*Aim:* Write out all of the data without omission, exactly as shown.

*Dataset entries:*
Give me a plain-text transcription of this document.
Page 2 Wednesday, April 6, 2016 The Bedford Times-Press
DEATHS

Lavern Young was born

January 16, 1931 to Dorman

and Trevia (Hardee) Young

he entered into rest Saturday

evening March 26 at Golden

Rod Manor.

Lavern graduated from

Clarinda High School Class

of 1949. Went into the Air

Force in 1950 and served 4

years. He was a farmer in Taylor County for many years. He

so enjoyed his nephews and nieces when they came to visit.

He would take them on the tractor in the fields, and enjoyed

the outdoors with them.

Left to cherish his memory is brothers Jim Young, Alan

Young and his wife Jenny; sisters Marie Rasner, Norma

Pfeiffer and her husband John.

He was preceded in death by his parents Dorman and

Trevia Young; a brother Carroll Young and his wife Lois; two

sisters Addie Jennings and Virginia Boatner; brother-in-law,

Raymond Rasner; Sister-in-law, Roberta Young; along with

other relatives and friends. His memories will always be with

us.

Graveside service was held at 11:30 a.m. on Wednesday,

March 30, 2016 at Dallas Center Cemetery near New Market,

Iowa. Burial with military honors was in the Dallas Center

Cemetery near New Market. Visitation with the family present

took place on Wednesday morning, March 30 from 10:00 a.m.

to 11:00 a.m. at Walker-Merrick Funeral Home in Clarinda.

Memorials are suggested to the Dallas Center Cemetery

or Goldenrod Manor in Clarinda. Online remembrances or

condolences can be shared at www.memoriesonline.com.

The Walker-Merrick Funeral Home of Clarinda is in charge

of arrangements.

*Result:*
Give me a plain-text transcription of this document.
Page 2 Wednesday, April 6, 2016 The Bedford Times-Press
DEATHS

Lavern Young was born

January 16, 1931 to Dorman

and Trevia (Hardee) Young

he entered into rest Saturday

evening March 26 at Golden

Rod Manor.

Lavern graduated from

Clarinda High School Class

of 1949. Went into the Air

Force in 1950 and served 4

years. He was a farmer in Taylor County for many years. He

so enjoyed his nephews and nieces when they came to visit.

He would take them on the tractor in the fields, and enjoyed

the outdoors with them.

Left to cherish his memory is brothers Jim Young, Alan

Young and his wife Jenny; sisters Marie Rasner, Norma

Pfeiffer and her husband John.

He was preceded in death by his parents Dorman and

Trevia Young; a brother Carroll Young and his wife Lois; two

sisters Addie Jennings and Virginia Boatner; brother-in-law,

Raymond Rasner; Sister-in-law, Roberta Young; along with

other relatives and friends. His memories will always be with

us.

Graveside service was held at 11:30 a.m. on Wednesday,

March 30, 2016 at Dallas Center Cemetery near New Market,

Iowa. Burial with military honors was in the Dallas Center

Cemetery near New Market. Visitation with the family present

took place on Wednesday morning, March 30 from 10:00 a.m.

to 11:00 a.m. at Walker-Merrick Funeral Home in Clarinda.

Memorials are suggested to the Dallas Center Cemetery

or Goldenrod Manor in Clarinda. Online remembrances or

condolences can be shared at www.memoriesonline.com.

The Walker-Merrick Funeral Home of Clarinda is in charge

of arrangements.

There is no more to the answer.